__WHAT YOU NEED TO DO__
Extract the entries in their exact form.

..............................

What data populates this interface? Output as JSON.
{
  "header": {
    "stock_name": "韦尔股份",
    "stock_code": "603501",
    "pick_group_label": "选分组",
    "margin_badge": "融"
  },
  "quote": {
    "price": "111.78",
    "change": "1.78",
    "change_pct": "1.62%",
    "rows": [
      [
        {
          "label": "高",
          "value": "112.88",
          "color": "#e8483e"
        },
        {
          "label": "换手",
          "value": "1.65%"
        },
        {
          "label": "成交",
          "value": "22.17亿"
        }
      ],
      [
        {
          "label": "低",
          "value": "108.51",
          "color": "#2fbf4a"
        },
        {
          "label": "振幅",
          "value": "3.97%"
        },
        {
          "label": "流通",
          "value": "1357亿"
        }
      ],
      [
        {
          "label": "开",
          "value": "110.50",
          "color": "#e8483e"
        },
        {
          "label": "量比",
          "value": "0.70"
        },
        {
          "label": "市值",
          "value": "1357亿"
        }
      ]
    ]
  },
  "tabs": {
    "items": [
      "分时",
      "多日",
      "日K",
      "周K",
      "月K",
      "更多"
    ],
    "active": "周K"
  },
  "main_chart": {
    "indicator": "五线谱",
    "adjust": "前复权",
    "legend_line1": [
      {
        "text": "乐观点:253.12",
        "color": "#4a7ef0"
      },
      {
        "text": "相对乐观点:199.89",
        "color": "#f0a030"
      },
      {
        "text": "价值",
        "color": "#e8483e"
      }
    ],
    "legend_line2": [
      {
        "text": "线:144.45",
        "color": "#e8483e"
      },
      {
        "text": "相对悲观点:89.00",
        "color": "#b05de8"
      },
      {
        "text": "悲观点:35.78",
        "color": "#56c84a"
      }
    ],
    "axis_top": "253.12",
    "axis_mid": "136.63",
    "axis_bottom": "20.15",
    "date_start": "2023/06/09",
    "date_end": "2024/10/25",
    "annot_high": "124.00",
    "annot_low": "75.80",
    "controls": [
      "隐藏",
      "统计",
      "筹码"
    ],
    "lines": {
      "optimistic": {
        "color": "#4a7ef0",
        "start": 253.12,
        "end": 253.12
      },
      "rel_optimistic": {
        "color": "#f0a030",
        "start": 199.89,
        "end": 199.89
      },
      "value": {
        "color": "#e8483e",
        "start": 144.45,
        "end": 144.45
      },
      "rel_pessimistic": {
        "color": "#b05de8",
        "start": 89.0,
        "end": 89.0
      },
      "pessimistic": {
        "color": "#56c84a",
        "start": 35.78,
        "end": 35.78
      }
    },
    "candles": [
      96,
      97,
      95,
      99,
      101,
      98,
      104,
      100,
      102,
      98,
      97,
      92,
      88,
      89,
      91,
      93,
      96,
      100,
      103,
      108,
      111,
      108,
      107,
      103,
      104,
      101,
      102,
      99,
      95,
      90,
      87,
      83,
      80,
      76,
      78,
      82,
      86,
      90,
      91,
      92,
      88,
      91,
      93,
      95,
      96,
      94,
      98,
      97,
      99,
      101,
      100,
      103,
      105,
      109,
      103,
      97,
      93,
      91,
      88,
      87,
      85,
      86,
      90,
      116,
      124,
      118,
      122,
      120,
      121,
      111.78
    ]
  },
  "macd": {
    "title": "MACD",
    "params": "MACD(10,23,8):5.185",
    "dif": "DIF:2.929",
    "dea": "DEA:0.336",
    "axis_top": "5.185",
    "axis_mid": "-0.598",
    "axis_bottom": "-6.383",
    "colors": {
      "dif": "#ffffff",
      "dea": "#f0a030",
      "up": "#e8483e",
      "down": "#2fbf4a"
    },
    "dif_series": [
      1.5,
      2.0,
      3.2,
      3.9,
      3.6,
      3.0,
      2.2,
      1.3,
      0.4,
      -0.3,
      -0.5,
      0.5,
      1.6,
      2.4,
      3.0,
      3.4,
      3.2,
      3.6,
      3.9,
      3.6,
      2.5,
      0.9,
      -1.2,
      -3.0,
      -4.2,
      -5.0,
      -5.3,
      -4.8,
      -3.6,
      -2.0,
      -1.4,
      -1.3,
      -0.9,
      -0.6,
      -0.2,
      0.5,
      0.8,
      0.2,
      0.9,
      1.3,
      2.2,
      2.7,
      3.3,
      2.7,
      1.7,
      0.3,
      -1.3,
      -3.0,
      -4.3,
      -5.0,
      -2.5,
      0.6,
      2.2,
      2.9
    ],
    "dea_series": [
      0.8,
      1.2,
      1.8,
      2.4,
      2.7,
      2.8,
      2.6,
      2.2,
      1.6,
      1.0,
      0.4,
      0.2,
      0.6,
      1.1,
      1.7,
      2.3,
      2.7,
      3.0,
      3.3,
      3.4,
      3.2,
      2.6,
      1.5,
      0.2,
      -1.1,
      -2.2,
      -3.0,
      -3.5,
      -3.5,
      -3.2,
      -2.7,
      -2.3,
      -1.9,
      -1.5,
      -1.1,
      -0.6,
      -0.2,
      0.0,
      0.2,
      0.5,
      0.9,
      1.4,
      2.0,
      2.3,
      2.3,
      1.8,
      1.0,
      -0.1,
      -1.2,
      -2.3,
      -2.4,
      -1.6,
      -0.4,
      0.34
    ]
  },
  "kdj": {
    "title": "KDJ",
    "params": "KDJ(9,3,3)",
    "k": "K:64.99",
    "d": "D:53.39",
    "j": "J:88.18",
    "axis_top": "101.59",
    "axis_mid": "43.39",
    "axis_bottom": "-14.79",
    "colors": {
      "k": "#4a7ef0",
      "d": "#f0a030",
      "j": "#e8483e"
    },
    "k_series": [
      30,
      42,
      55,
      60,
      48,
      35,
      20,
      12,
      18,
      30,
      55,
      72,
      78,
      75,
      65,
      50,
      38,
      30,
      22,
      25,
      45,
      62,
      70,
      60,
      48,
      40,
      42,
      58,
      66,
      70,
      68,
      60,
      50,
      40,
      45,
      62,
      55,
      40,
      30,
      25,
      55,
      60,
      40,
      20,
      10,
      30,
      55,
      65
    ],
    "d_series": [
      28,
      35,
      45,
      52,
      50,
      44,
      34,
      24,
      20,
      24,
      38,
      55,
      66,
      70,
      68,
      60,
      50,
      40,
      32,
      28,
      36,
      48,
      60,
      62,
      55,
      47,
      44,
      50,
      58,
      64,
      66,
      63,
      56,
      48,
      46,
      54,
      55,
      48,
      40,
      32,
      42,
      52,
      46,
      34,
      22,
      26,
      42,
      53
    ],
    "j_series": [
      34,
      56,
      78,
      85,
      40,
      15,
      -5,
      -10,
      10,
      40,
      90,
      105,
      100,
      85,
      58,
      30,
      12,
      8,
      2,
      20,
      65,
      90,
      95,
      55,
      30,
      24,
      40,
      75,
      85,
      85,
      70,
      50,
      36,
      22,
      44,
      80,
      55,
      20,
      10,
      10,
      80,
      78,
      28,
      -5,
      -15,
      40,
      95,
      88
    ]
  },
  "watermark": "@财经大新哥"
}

..............................

__TASK RESPONSE__
What data populates this interface? Output as JSON.
{
  "header": {
    "stock_name": "韦尔股份",
    "stock_code": "603501",
    "pick_group_label": "选分组",
    "margin_badge": "融"
  },
  "quote": {
    "price": "111.78",
    "change": "1.78",
    "change_pct": "1.62%",
    "rows": [
      [
        {
          "label": "高",
          "value": "112.88",
          "color": "#e8483e"
        },
        {
          "label": "换手",
          "value": "1.65%"
        },
        {
          "label": "成交",
          "value": "22.17亿"
        }
      ],
      [
        {
          "label": "低",
          "value": "108.51",
          "color": "#2fbf4a"
        },
        {
          "label": "振幅",
          "value": "3.97%"
        },
        {
          "label": "流通",
          "value": "1357亿"
        }
      ],
      [
        {
          "label": "开",
          "value": "110.50",
          "color": "#e8483e"
        },
        {
          "label": "量比",
          "value": "0.70"
        },
        {
          "label": "市值",
          "value": "1357亿"
        }
      ]
    ]
  },
  "tabs": {
    "items": [
      "分时",
      "多日",
      "日K",
      "周K",
      "月K",
      "更多"
    ],
    "active": "周K"
  },
  "main_chart": {
    "indicator": "五线谱",
    "adjust": "前复权",
    "legend_line1": [
      {
        "text": "乐观点:253.12",
        "color": "#4a7ef0"
      },
      {
        "text": "相对乐观点:199.89",
        "color": "#f0a030"
      },
      {
        "text": "价值",
        "color": "#e8483e"
      }
    ],
    "legend_line2": [
      {
        "text": "线:144.45",
        "color": "#e8483e"
      },
      {
        "text": "相对悲观点:89.00",
        "color": "#b05de8"
      },
      {
        "text": "悲观点:35.78",
        "color": "#56c84a"
      }
    ],
    "axis_top": "253.12",
    "axis_mid": "136.63",
    "axis_bottom": "20.15",
    "date_start": "2023/06/09",
    "date_end": "2024/10/25",
    "annot_high": "124.00",
    "annot_low": "75.80",
    "controls": [
      "隐藏",
      "统计",
      "筹码"
    ],
    "lines": {
      "optimistic": {
        "color": "#4a7ef0",
        "start": 253.12,
        "end": 253.12
      },
      "rel_optimistic": {
        "color": "#f0a030",
        "start": 199.89,
        "end": 199.89
      },
      "value": {
        "color": "#e8483e",
        "start": 144.45,
        "end": 144.45
      },
      "rel_pessimistic": {
        "color": "#b05de8",
        "start": 89.0,
        "end": 89.0
      },
      "pessimistic": {
        "color": "#56c84a",
        "start": 35.78,
        "end": 35.78
      }
    },
    "candles": [
      96,
      97,
      95,
      99,
      101,
      98,
      104,
      100,
      102,
      98,
      97,
      92,
      88,
      89,
      91,
      93,
      96,
      100,
      103,
      108,
      111,
      108,
      107,
      103,
      104,
      101,
      102,
      99,
      95,
      90,
      87,
      83,
      80,
      76,
      78,
      82,
      86,
      90,
      91,
      92,
      88,
      91,
      93,
      95,
      96,
      94,
      98,
      97,
      99,
      101,
      100,
      103,
      105,
      109,
      103,
      97,
      93,
      91,
      88,
      87,
      85,
      86,
      90,
      116,
      124,
      118,
      122,
      120,
      121,
      111.78
    ]
  },
  "macd": {
    "title": "MACD",
    "params": "MACD(10,23,8):5.185",
    "dif": "DIF:2.929",
    "dea": "DEA:0.336",
    "axis_top": "5.185",
    "axis_mid": "-0.598",
    "axis_bottom": "-6.383",
    "colors": {
      "dif": "#ffffff",
      "dea": "#f0a030",
      "up": "#e8483e",
      "down": "#2fbf4a"
    },
    "dif_series": [
      1.5,
      2.0,
      3.2,
      3.9,
      3.6,
      3.0,
      2.2,
      1.3,
      0.4,
      -0.3,
      -0.5,
      0.5,
      1.6,
      2.4,
      3.0,
      3.4,
      3.2,
      3.6,
      3.9,
      3.6,
      2.5,
      0.9,
      -1.2,
      -3.0,
      -4.2,
      -5.0,
      -5.3,
      -4.8,
      -3.6,
      -2.0,
      -1.4,
      -1.3,
      -0.9,
      -0.6,
      -0.2,
      0.5,
      0.8,
      0.2,
      0.9,
      1.3,
      2.2,
      2.7,
      3.3,
      2.7,
      1.7,
      0.3,
      -1.3,
      -3.0,
      -4.3,
      -5.0,
      -2.5,
      0.6,
      2.2,
      2.9
    ],
    "dea_series": [
      0.8,
      1.2,
      1.8,
      2.4,
      2.7,
      2.8,
      2.6,
      2.2,
      1.6,
      1.0,
      0.4,
      0.2,
      0.6,
      1.1,
      1.7,
      2.3,
      2.7,
      3.0,
      3.3,
      3.4,
      3.2,
      2.6,
      1.5,
      0.2,
      -1.1,
      -2.2,
      -3.0,
      -3.5,
      -3.5,
      -3.2,
      -2.7,
      -2.3,
      -1.9,
      -1.5,
      -1.1,
      -0.6,
      -0.2,
      0.0,
      0.2,
      0.5,
      0.9,
      1.4,
      2.0,
      2.3,
      2.3,
      1.8,
      1.0,
      -0.1,
      -1.2,
      -2.3,
      -2.4,
      -1.6,
      -0.4,
      0.34
    ]
  },
  "kdj": {
    "title": "KDJ",
    "params": "KDJ(9,3,3)",
    "k": "K:64.99",
    "d": "D:53.39",
    "j": "J:88.18",
    "axis_top": "101.59",
    "axis_mid": "43.39",
    "axis_bottom": "-14.79",
    "colors": {
      "k": "#4a7ef0",
      "d": "#f0a030",
      "j": "#e8483e"
    },
    "k_series": [
      30,
      42,
      55,
      60,
      48,
      35,
      20,
      12,
      18,
      30,
      55,
      72,
      78,
      75,
      65,
      50,
      38,
      30,
      22,
      25,
      45,
      62,
      70,
      60,
      48,
      40,
      42,
      58,
      66,
      70,
      68,
      60,
      50,
      40,
      45,
      62,
      55,
      40,
      30,
      25,
      55,
      60,
      40,
      20,
      10,
      30,
      55,
      65
    ],
    "d_series": [
      28,
      35,
      45,
      52,
      50,
      44,
      34,
      24,
      20,
      24,
      38,
      55,
      66,
      70,
      68,
      60,
      50,
      40,
      32,
      28,
      36,
      48,
      60,
      62,
      55,
      47,
      44,
      50,
      58,
      64,
      66,
      63,
      56,
      48,
      46,
      54,
      55,
      48,
      40,
      32,
      42,
      52,
      46,
      34,
      22,
      26,
      42,
      53
    ],
    "j_series": [
      34,
      56,
      78,
      85,
      40,
      15,
      -5,
      -10,
      10,
      40,
      90,
      105,
      100,
      85,
      58,
      30,
      12,
      8,
      2,
      20,
      65,
      90,
      95,
      55,
      30,
      24,
      40,
      75,
      85,
      85,
      70,
      50,
      36,
      22,
      44,
      80,
      55,
      20,
      10,
      10,
      80,
      78,
      28,
      -5,
      -15,
      40,
      95,
      88
    ]
  },
  "watermark": "@财经大新哥"
}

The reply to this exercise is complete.